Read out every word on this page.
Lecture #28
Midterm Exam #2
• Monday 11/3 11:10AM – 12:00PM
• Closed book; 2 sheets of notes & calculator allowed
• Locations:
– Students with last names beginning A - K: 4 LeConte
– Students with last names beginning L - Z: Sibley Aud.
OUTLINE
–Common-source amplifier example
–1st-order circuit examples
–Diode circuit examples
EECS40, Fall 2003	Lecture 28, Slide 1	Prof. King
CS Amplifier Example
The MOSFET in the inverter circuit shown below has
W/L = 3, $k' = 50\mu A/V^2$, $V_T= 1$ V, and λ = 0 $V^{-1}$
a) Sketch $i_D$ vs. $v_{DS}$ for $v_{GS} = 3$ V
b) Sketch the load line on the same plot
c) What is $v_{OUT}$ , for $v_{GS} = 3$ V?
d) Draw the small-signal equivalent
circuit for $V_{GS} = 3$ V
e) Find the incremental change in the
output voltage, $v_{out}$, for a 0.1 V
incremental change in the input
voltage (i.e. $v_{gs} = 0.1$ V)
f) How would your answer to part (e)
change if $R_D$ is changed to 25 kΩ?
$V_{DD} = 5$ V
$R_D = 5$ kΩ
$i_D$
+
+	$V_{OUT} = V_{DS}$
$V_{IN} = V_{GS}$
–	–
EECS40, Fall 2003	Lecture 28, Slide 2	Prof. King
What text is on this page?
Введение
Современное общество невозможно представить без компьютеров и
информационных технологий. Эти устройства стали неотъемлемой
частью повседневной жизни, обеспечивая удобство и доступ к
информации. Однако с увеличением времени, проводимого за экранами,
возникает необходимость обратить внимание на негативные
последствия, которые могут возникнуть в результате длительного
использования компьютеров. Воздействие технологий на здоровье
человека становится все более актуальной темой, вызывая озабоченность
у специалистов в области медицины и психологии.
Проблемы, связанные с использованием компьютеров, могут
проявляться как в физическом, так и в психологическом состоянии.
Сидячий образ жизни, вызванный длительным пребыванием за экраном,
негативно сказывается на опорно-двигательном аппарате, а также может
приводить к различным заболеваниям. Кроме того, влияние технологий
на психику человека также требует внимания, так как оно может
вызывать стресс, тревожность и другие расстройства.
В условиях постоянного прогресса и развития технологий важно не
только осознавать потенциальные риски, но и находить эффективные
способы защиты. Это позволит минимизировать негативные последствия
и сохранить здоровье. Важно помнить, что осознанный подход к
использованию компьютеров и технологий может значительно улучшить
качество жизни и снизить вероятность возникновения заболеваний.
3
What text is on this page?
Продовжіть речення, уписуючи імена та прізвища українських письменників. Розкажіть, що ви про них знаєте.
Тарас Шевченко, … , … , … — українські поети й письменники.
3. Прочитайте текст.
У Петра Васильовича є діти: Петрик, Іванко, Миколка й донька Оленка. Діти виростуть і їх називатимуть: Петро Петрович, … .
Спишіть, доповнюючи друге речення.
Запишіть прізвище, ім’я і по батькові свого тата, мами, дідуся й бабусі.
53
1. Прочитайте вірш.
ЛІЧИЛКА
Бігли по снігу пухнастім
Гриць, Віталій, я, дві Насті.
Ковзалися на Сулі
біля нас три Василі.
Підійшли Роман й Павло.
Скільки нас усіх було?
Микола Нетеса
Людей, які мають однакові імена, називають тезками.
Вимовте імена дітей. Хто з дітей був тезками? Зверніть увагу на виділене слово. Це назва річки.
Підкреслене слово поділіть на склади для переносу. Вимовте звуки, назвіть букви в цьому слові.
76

•••••

▶ [EXERCISE] Show every line where the string "voltage" appears.

▶ [SOLUTION FOR THIS EXERCISE]
output voltage, $v_{out}$, for a 0.1 V
voltage (i.e. $v_{gs} = 0.1$ V)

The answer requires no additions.